**DATA FOR THIS EXERCISE**
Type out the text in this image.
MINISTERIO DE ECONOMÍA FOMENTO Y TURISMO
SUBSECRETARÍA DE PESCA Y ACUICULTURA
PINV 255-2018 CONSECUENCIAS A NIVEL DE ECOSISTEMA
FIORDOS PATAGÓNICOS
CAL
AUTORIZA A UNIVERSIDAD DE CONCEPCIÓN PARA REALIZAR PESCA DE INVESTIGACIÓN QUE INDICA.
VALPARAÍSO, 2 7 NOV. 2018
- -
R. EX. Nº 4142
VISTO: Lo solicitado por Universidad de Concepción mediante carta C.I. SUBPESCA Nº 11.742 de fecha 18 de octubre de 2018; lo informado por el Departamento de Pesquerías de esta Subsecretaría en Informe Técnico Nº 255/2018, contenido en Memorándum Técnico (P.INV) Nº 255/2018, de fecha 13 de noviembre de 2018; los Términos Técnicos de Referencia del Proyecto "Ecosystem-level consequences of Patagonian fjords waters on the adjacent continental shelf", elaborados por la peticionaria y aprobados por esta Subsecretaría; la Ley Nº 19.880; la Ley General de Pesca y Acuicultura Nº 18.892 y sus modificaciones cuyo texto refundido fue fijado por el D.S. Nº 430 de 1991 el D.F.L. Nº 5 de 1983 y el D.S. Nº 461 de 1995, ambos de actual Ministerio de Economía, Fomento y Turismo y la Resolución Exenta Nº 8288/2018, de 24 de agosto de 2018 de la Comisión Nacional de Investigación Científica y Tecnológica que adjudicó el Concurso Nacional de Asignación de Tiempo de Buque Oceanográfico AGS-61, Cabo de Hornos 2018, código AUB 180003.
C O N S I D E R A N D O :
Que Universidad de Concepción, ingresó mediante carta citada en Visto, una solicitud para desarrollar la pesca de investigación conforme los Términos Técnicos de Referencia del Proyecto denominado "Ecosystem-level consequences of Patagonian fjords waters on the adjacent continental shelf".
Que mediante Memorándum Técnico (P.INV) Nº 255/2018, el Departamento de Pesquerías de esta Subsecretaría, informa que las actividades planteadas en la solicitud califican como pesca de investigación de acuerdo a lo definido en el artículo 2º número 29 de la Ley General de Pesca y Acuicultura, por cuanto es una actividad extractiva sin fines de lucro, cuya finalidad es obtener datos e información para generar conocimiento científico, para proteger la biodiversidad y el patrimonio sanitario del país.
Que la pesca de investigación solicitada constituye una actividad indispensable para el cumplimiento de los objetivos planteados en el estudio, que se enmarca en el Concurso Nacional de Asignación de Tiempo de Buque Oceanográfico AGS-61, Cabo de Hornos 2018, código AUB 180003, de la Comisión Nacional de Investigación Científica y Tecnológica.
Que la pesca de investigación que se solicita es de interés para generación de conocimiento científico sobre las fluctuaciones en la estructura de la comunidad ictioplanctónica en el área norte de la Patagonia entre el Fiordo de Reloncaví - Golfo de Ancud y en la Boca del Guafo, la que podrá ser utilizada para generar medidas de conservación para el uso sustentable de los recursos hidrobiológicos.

**TASK TO COMPLETE**
Scan the records above for the string "Patagonian", then report every line that contains it.

**FINAL ANSWER**
VISTO: Lo solicitado por Universidad de Concepción mediante carta C.I. SUBPESCA Nº 11.742 de fecha 18 de octubre de 2018; lo informado por el Departamento de Pesquerías de esta Subsecretaría en Informe Técnico Nº 255/2018, contenido en Memorándum Técnico (P.INV) Nº 255/2018, de fecha 13 de noviembre de 2018; los Términos Técnicos de Referencia del Proyecto "Ecosystem-level consequences of Patagonian fjords waters on the adjacent continental shelf", elaborados por la peticionaria y aprobados por esta Subsecretaría; la Ley Nº 19.880; la Ley General de Pesca y Acuicultura Nº 18.892 y sus modificaciones cuyo texto refundido fue fijado por el D.S. Nº 430 de 1991 el D.F.L. Nº 5 de 1983 y el D.S. Nº 461 de 1995, ambos de actual Ministerio de Economía, Fomento y Turismo y la Resolución Exenta Nº 8288/2018, de 24 de agosto de 2018 de la Comisión Nacional de Investigación Científica y Tecnológica que adjudicó el Concurso Nacional de Asignación de Tiempo de Buque Oceanográfico AGS-61, Cabo de Hornos 2018, código AUB 180003.
Que Universidad de Concepción, ingresó mediante carta citada en Visto, una solicitud para desarrollar la pesca de investigación conforme los Términos Técnicos de Referencia del Proyecto denominado "Ecosystem-level consequences of Patagonian fjords waters on the adjacent continental shelf".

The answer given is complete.